A word-for-word copy of the data, pictures excluded, is what this task asks for.

··· Records for the task

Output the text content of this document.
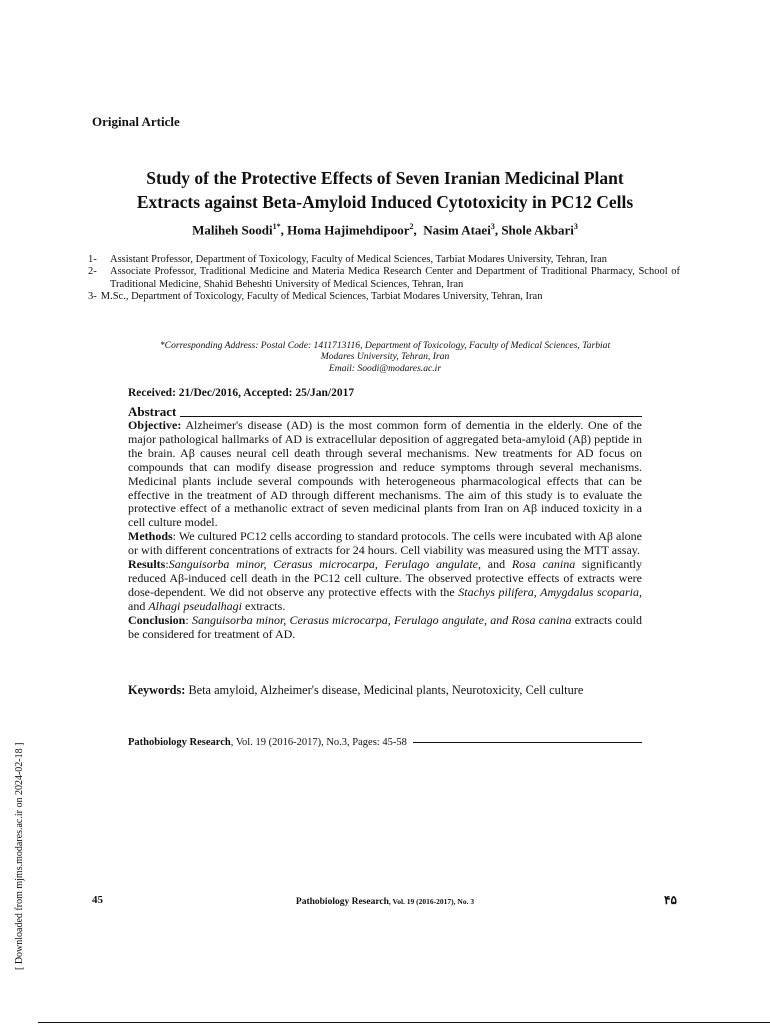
Original Article
Study of the Protective Effects of Seven Iranian Medicinal Plant
Extracts against Beta-Amyloid Induced Cytotoxicity in PC12 Cells
Maliheh Soodi$^{1*}$, Homa Hajimehdipoor$^2$,  Nasim Ataei$^3$, Shole Akbari$^3$
1-	Assistant Professor, Department of Toxicology, Faculty of Medical Sciences, Tarbiat Modares University, Tehran, Iran
2-	Associate Professor, Traditional Medicine and Materia Medica Research Center and Department of Traditional Pharmacy, School of Traditional Medicine, Shahid Beheshti University of Medical Sciences, Tehran, Iran
3- M.Sc., Department of Toxicology, Faculty of Medical Sciences, Tarbiat Modares University, Tehran, Iran
*Corresponding Address: Postal Code: 1411713116, Department of Toxicology, Faculty of Medical Sciences, Tarbiat
Modares University, Tehran, Iran
Email: Soodi@modares.ac.ir
Received: 21/Dec/2016, Accepted: 25/Jan/2017
Abstract

Objective: Alzheimer's disease (AD) is the most common form of dementia in the elderly. One of the major pathological hallmarks of AD is extracellular deposition of aggregated beta-amyloid (Aβ) peptide in the brain. Aβ causes neural cell death through several mechanisms. New treatments for AD focus on compounds that can modify disease progression and reduce symptoms through several mechanisms. Medicinal plants include several compounds with heterogeneous pharmacological effects that can be effective in the treatment of AD through different mechanisms. The aim of this study is to evaluate the protective effect of a methanolic extract of seven medicinal plants from Iran on Aβ induced toxicity in a cell culture model.

Methods: We cultured PC12 cells according to standard protocols. The cells were incubated with Aβ alone or with different concentrations of extracts for 24 hours. Cell viability was measured using the MTT assay.

Results:Sanguisorba minor, Cerasus microcarpa, Ferulago angulate, and Rosa canina significantly reduced Aβ-induced cell death in the PC12 cell culture. The observed protective effects of extracts were dose-dependent. We did not observe any protective effects with the Stachys pilifera, Amygdalus scoparia, and Alhagi pseudalhagi extracts.

Conclusion: Sanguisorba minor, Cerasus microcarpa, Ferulago angulate, and Rosa canina extracts could be considered for treatment of AD.

Keywords: Beta amyloid, Alzheimer's disease, Medicinal plants, Neurotoxicity, Cell culture
Pathobiology Research, Vol. 19 (2016-2017), No.3, Pages: 45-58
45	Pathobiology Research, Vol. 19 (2016-2017), No. 3	۴۵
[ Downloaded from mjms.modares.ac.ir on 2024-02-18 ]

······

◆ Task output:
Output the text content of this document.
Original Article
Study of the Protective Effects of Seven Iranian Medicinal Plant
Extracts against Beta-Amyloid Induced Cytotoxicity in PC12 Cells
Maliheh Soodi$^{1*}$, Homa Hajimehdipoor$^2$,  Nasim Ataei$^3$, Shole Akbari$^3$
1-	Assistant Professor, Department of Toxicology, Faculty of Medical Sciences, Tarbiat Modares University, Tehran, Iran
2-	Associate Professor, Traditional Medicine and Materia Medica Research Center and Department of Traditional Pharmacy, School of Traditional Medicine, Shahid Beheshti University of Medical Sciences, Tehran, Iran
3- M.Sc., Department of Toxicology, Faculty of Medical Sciences, Tarbiat Modares University, Tehran, Iran
*Corresponding Address: Postal Code: 1411713116, Department of Toxicology, Faculty of Medical Sciences, Tarbiat
Modares University, Tehran, Iran
Email: Soodi@modares.ac.ir
Received: 21/Dec/2016, Accepted: 25/Jan/2017
Abstract

Objective: Alzheimer's disease (AD) is the most common form of dementia in the elderly. One of the major pathological hallmarks of AD is extracellular deposition of aggregated beta-amyloid (Aβ) peptide in the brain. Aβ causes neural cell death through several mechanisms. New treatments for AD focus on compounds that can modify disease progression and reduce symptoms through several mechanisms. Medicinal plants include several compounds with heterogeneous pharmacological effects that can be effective in the treatment of AD through different mechanisms. The aim of this study is to evaluate the protective effect of a methanolic extract of seven medicinal plants from Iran on Aβ induced toxicity in a cell culture model.

Methods: We cultured PC12 cells according to standard protocols. The cells were incubated with Aβ alone or with different concentrations of extracts for 24 hours. Cell viability was measured using the MTT assay.

Results:Sanguisorba minor, Cerasus microcarpa, Ferulago angulate, and Rosa canina significantly reduced Aβ-induced cell death in the PC12 cell culture. The observed protective effects of extracts were dose-dependent. We did not observe any protective effects with the Stachys pilifera, Amygdalus scoparia, and Alhagi pseudalhagi extracts.

Conclusion: Sanguisorba minor, Cerasus microcarpa, Ferulago angulate, and Rosa canina extracts could be considered for treatment of AD.

Keywords: Beta amyloid, Alzheimer's disease, Medicinal plants, Neurotoxicity, Cell culture
Pathobiology Research, Vol. 19 (2016-2017), No.3, Pages: 45-58
45	Pathobiology Research, Vol. 19 (2016-2017), No. 3	۴۵
[ Downloaded from mjms.modares.ac.ir on 2024-02-18 ]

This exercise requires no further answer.